**WHAT IS NEEDED:** Identify the lines that include the word "院内新聞", then copy all of them.

[Dataset records]
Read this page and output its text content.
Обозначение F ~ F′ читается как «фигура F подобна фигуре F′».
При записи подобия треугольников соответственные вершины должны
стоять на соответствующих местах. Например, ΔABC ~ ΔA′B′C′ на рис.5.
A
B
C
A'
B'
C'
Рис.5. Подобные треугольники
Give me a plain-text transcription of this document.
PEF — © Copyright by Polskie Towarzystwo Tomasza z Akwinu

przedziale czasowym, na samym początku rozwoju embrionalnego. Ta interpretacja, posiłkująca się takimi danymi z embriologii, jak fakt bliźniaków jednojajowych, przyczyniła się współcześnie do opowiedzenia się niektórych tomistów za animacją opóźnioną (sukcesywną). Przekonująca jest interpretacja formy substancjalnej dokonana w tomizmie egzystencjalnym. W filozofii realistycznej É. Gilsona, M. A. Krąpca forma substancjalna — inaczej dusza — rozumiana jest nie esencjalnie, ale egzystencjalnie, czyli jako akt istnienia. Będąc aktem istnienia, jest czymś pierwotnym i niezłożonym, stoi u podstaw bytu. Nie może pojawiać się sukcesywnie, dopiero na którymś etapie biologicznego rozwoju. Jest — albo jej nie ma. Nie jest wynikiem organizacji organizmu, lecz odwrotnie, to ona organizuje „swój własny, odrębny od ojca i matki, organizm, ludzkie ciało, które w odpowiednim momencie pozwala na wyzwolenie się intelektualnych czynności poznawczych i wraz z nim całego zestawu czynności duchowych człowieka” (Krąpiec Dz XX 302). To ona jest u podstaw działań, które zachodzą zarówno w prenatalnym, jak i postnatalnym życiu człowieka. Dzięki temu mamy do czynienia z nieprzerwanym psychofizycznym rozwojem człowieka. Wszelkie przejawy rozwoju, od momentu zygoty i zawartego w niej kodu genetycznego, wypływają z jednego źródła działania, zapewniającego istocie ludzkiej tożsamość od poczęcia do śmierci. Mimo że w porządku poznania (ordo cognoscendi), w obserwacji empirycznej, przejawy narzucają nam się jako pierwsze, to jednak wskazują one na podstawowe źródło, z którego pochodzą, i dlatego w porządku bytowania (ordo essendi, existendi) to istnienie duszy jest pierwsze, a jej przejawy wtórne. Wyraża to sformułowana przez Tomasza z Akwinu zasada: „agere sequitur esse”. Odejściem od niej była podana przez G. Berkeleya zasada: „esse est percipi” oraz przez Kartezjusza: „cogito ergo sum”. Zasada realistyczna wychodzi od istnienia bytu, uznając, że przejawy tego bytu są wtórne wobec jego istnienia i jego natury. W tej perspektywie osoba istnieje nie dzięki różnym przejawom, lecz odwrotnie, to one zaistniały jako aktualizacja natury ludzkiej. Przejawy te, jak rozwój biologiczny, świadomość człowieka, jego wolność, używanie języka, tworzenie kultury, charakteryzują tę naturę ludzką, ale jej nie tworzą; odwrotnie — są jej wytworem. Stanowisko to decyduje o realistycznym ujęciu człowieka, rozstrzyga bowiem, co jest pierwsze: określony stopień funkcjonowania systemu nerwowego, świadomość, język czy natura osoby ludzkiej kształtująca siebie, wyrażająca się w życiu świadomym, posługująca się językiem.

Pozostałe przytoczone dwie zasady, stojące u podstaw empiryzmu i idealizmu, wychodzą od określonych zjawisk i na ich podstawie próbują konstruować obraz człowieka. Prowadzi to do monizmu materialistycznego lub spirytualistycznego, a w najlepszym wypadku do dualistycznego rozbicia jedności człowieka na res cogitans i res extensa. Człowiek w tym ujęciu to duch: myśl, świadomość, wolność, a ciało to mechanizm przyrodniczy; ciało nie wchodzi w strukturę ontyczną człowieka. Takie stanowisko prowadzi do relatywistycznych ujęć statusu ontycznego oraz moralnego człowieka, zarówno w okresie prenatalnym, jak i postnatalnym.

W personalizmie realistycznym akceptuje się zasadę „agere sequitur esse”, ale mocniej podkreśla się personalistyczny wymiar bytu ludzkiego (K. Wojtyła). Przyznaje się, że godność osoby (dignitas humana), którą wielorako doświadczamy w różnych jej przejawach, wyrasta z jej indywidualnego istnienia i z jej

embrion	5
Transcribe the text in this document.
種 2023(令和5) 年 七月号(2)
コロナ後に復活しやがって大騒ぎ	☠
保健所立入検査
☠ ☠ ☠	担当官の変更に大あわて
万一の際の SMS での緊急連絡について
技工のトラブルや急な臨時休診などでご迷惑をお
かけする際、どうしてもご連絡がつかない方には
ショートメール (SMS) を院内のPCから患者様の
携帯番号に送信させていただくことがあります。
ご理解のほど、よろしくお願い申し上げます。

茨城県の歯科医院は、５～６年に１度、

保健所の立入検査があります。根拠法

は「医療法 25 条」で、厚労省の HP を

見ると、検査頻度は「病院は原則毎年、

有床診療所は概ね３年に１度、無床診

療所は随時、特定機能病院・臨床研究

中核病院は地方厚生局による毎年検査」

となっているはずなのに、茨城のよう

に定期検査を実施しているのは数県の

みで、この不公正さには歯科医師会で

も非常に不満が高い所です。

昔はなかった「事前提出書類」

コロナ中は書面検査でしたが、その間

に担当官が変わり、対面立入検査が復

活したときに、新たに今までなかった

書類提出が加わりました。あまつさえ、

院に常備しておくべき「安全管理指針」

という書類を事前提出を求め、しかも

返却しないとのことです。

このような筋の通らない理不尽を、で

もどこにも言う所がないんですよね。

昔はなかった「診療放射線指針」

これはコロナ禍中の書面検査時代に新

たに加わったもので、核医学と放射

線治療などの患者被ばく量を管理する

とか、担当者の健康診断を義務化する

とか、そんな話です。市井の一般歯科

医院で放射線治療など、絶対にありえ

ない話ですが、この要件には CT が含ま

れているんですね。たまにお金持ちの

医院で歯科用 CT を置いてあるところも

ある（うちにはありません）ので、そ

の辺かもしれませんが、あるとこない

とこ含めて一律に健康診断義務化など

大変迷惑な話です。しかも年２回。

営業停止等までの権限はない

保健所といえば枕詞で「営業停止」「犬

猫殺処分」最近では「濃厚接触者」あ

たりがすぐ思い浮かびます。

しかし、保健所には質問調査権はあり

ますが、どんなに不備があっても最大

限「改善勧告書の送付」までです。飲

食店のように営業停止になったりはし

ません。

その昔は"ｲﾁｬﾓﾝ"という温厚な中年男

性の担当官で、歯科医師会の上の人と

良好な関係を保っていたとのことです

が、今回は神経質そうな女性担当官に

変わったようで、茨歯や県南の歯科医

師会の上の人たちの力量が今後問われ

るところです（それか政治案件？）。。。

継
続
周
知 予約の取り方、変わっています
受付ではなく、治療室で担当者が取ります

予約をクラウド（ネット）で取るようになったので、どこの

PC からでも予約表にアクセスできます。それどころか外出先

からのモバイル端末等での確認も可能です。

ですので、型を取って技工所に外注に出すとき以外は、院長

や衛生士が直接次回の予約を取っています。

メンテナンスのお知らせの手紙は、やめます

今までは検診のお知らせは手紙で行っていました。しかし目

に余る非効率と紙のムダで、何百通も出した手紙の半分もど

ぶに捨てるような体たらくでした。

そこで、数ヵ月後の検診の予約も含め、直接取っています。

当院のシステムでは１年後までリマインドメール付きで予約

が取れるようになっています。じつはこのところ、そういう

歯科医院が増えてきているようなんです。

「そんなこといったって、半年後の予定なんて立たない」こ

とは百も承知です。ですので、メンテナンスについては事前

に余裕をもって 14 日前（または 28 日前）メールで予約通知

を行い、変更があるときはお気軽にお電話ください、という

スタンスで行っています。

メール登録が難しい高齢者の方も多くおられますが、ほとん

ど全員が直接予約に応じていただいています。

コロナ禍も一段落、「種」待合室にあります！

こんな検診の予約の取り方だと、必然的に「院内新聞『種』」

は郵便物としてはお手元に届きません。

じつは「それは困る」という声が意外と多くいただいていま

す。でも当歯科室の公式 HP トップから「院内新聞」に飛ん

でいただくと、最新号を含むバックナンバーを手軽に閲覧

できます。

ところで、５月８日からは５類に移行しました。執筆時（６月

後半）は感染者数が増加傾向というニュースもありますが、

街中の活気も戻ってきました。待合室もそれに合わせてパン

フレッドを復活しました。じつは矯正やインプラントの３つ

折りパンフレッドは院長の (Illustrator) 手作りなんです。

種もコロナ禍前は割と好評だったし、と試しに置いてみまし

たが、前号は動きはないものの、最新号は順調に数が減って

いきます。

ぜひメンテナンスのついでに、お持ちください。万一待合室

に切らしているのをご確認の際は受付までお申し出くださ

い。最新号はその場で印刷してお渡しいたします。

**RESULT BELOW:**
こんな検診の予約の取り方だと、必然的に「院内新聞『種』」
す。でも当歯科室の公式 HP トップから「院内新聞」に飛ん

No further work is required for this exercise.